### PROBLEM TO SOLVE
Rewrite all the records below as a numbered list of their lines, skipping blank lines and leaving the pictures out.

### Records excerpted from a collection
## BEGIN

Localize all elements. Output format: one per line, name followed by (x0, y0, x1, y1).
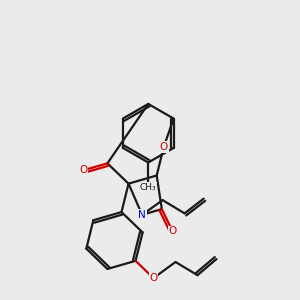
Text: N: N (138, 210, 146, 220)
Text: O: O (80, 165, 88, 175)
Text: CH₃: CH₃ (140, 183, 157, 192)
Text: O: O (160, 142, 168, 152)
Text: O: O (149, 273, 158, 283)
Text: O: O (169, 226, 177, 236)
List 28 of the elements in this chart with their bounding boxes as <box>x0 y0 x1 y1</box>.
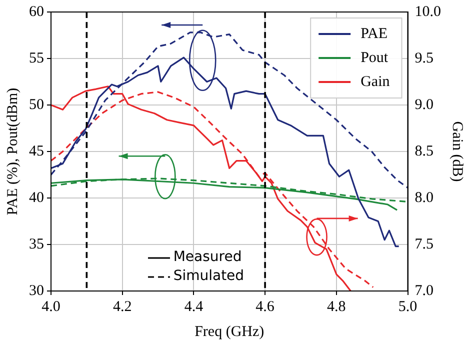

## END

### ANSWER TO THE TASK
1. Localize all elements. Output format: one per line, name followed by (x0, y0, x1, y1).
2. Text: N: N (138, 210, 146, 220)
3. Text: O: O (80, 165, 88, 175)
4. Text: CH₃: CH₃ (140, 183, 157, 192)
5. Text: O: O (160, 142, 168, 152)
6. Text: O: O (149, 273, 158, 283)
7. Text: O: O (169, 226, 177, 236)
8. List 28 of the elements in this chart with their bounding boxes as <box>x0 y0 x1 y1</box>.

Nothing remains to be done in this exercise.